• Page extract:

■ ■ ■ ■ ■ ■ ■

Graham v. Davis County Solid Waste Management and Energy Recovery Special Service Dist.

Decision Date29 April 1999
Docket NumberNo. 980218-CA,980218-CA
Parties368 Utah Adv. Rep. 19, 1999 UT App 136 Mark E. GRAHAM, Plaintiff, Appellant, and Cross-appellee, v. DAVIS COUNTY SOLID WASTE MANAGEMENT AND ENERGY RECOVERY SPECIAL SERVICE DISTRICT, the District's Administrative Control Board; and Legrand Bitter, the District's Executive Director, Defendants, Appellees, and Cross-appellant.
CourtUtah Court of Appeals

Jeffrey J. Hunt and R. Eric Smith, Parr, Waddoups, Brown, Gee, Loveless, Salt Lake City, for Appellant.

Larry S. Jenkins and Susan J. Mueller, Wood & Crapo, LLC, Salt Lake City, for Appellees.

Before GREENWOOD, Associate P.J., and DAVIS, and JACKSON, JJ.

OPINION

GREENWOOD, Associate Presiding Judge:

¶1 Plaintiff Mark E. Graham appeals the trial court's grant of summary judgment, dismissing his complaint alleging the Davis County Solid Waste Management and Energy Recovery Special Service District (the District) violated Utah's Government Records Access and Management Act (GRAMA). See Utah Code Ann. §§ 63-2-101 to -906 (1997 & Supp.1998). The District cross-appeals the trial court's denial of its Motion to Dismiss or for Summary Judgment contending the trial court lacked jurisdiction. We affirm.

BACKGROUND

¶2 On April 28, 1997, Graham sent a letter to the District asking that it give him various documents 1 to educate the members of Residents of Davis County Clear Air Committee (the Committee), a nonprofit organization to which Graham belonged. The District responded by letter dated May 7, 1997, informing Graham that the contract he had requested between the District and Rigo & Rigo Associates would be available to him upon payment of $2 in copying fees. The District also informed Graham that all other documents he requested, consisting of several hundred pages from various locations, would be made available to him only upon payment of copying fees as well as a $20 per hour compilation fee. In a letter to the executive director of the District, LeGrand Bitter (Bitter), Graham stated that under GRAMA, the District could not charge the $20 per hour compilation fee and asked that the District make the documents available to him between May 27 and June 10, 1997. Bitter responded that the documents would be available for review during the time period requested, but that the District intended to charge Graham the $20 per hour compilation fee under GRAMA. A subsequent letter from Bitter told Graham that, while there was no charge for inspecting the documents, any copying fees and $280 in compilation fees must be paid before Graham would be allowed to inspect the documents.

■ ■ ■ ■ ■ ■ ■

• Dataset content:
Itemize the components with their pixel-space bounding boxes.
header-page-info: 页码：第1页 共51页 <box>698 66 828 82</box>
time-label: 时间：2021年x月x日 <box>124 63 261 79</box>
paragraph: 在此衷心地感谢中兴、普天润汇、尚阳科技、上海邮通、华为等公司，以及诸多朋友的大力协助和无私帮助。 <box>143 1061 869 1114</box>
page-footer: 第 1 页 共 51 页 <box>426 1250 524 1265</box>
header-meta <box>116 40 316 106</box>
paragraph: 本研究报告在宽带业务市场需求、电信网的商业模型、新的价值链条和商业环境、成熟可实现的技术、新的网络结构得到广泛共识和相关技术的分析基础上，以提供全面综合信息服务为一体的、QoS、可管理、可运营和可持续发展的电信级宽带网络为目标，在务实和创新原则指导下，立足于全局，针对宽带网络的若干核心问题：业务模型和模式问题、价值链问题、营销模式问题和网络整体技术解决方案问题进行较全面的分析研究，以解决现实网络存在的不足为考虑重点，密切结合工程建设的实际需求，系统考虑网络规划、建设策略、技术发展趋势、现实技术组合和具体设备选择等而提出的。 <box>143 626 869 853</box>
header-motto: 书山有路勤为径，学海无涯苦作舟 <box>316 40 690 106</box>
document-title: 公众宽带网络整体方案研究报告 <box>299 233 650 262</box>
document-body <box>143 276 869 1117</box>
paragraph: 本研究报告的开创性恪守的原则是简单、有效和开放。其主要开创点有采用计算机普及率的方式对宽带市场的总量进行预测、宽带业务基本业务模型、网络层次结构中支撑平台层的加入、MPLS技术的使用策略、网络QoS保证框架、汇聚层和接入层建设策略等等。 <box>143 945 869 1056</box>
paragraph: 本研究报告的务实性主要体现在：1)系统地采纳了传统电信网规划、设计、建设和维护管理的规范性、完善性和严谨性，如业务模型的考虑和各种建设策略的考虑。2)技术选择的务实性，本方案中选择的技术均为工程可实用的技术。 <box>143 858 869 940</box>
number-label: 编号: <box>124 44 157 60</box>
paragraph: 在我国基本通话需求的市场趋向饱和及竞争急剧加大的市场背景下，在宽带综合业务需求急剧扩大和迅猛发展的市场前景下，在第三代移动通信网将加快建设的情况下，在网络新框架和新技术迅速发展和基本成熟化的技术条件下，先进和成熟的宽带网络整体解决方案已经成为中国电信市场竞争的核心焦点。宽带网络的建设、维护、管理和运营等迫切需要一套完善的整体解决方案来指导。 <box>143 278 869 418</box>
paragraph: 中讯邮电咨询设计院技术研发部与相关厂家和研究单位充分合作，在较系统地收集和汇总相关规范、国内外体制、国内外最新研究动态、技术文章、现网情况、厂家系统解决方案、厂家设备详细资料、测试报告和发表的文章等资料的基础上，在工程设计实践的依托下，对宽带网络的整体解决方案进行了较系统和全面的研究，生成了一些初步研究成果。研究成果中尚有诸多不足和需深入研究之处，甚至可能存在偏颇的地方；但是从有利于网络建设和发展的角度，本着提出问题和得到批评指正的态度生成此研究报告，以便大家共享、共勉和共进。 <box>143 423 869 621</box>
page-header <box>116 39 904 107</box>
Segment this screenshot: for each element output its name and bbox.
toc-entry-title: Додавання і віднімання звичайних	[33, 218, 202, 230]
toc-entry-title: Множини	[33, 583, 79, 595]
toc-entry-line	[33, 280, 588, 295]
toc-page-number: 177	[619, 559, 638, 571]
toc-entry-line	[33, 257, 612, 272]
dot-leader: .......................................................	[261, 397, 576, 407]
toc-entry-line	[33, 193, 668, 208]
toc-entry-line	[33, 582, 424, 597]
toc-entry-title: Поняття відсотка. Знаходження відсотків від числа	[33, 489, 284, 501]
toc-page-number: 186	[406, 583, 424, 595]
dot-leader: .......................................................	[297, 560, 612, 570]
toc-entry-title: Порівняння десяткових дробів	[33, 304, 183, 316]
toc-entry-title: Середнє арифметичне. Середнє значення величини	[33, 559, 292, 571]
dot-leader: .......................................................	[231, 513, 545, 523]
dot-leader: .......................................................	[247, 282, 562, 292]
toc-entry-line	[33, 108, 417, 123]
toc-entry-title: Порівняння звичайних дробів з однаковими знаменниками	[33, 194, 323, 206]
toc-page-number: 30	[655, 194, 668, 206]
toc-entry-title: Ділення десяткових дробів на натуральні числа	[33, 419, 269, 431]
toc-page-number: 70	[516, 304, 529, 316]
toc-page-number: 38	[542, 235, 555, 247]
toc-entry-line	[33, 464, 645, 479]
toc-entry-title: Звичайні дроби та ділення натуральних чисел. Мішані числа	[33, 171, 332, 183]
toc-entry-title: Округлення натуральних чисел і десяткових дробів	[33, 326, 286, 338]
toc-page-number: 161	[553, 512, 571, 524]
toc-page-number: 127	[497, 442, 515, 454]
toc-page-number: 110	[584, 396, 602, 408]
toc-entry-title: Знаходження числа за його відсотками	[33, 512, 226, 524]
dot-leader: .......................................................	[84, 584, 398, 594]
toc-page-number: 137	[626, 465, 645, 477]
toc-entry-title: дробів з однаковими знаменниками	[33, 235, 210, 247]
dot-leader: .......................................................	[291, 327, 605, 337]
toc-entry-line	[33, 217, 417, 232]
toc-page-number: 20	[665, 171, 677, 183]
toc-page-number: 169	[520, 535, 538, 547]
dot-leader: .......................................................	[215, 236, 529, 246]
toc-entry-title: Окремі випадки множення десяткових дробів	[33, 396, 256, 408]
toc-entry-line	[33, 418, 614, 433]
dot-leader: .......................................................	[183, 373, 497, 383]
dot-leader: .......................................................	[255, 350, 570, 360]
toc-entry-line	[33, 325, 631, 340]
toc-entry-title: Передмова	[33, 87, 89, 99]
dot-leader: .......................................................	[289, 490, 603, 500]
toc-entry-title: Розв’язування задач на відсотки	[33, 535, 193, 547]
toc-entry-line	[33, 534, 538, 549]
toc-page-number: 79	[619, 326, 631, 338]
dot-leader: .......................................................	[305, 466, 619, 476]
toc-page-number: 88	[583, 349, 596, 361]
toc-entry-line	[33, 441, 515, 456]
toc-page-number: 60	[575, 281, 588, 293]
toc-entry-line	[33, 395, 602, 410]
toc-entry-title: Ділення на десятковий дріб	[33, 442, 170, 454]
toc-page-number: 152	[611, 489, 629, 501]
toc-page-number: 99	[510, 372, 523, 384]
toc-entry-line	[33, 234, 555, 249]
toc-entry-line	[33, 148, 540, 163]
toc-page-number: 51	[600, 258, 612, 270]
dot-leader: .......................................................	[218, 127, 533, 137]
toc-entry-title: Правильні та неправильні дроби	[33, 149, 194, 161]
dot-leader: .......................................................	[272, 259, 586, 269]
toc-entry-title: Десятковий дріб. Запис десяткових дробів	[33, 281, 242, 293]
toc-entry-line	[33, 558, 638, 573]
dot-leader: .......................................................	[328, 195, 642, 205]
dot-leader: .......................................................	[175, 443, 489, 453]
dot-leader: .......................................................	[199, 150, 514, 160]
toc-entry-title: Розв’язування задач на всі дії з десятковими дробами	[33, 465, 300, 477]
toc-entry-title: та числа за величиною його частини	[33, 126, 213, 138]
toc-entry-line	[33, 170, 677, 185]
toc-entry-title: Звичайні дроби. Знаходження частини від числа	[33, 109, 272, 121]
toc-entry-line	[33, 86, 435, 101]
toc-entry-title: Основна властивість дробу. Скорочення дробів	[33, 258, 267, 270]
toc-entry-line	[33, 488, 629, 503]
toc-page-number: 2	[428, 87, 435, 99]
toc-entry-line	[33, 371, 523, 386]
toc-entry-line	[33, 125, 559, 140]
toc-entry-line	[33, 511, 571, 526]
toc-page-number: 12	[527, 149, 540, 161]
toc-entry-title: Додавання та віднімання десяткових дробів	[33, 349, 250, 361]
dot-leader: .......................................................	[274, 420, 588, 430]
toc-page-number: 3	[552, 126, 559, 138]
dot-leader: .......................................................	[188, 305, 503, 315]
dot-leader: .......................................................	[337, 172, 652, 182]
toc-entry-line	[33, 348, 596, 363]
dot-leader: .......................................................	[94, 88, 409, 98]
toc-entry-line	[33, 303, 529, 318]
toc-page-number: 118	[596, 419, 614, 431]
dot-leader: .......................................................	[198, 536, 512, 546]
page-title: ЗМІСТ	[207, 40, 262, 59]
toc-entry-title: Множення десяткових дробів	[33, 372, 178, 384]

■ ■ ■ ■ ■ ■ ■

• Complete the following:
1/ Please list every attorney the opinion names as counsel for either side, with the party each represents.
2/ Answer these from the opinion:
(a) On what date was the decision issued?
(b) Which court heard the case?
(c) What hourly compilation fee did the District intend to charge Graham?
3/ Carry the opinion on the GRAMA records dispute forward from its final sentence.

• The results:
1/
Jeffrey J. Hunt, for Appellant
R. Eric Smith, for Appellant
Larry S. Jenkins, for Appellees
Susan J. Mueller, for Appellees

2/
(a) 29 April 1999
(b) Utah Court of Appeals
(c) $20 per hour

3/
¶3 Pursuant to District Ordinance 92-C, 2 Graham appealed the $280 charge for staff time involved in compiling the requested documents, arguing that both GRAMA and Ordinance 92-C prohibited the District from charging Graham for staff time spent compiling the records. Bitter denied Graham's appeal, informing Graham that he had thirty days to file a written appeal with the District's Administrative Control Board (the Board). Graham timely appealed to the Board which, after hearing argument from Graham, unanimously affirmed the denial.

¶4 On July 30, 1997, pursuant to Ordinance 92-C and section 63-2-404(2) of the Utah Code, Graham filed a complaint naming the Committee as plaintiff in Second District Court, alleging the District violated its own ordinance and GRAMA in charging him $20 per hour in compilation fees. See Utah Code Ann. § 63-2-404(2) (1997). The District's answer to his complaint alerted Graham to the fact that he could not file a complaint on behalf of the Committee. He therefore moved to amend the complaint, substituting himself as plaintiff. The District responded by filing a Motion to Dismiss or for Summary Judgment, arguing the court lacked jurisdiction to hear the case. The same day the District filed this motion, the trial judge granted Graham's request to amend the complaint. After receiving briefs from both parties on the jurisdictional issue, the trial court denied the District's Motion to Dismiss or for Summary Judgment. The court also granted Graham's request to amend the complaint and related the amended complaint back to the date of the original filing under Rule 15 of the Utah Rules of Civil Procedure.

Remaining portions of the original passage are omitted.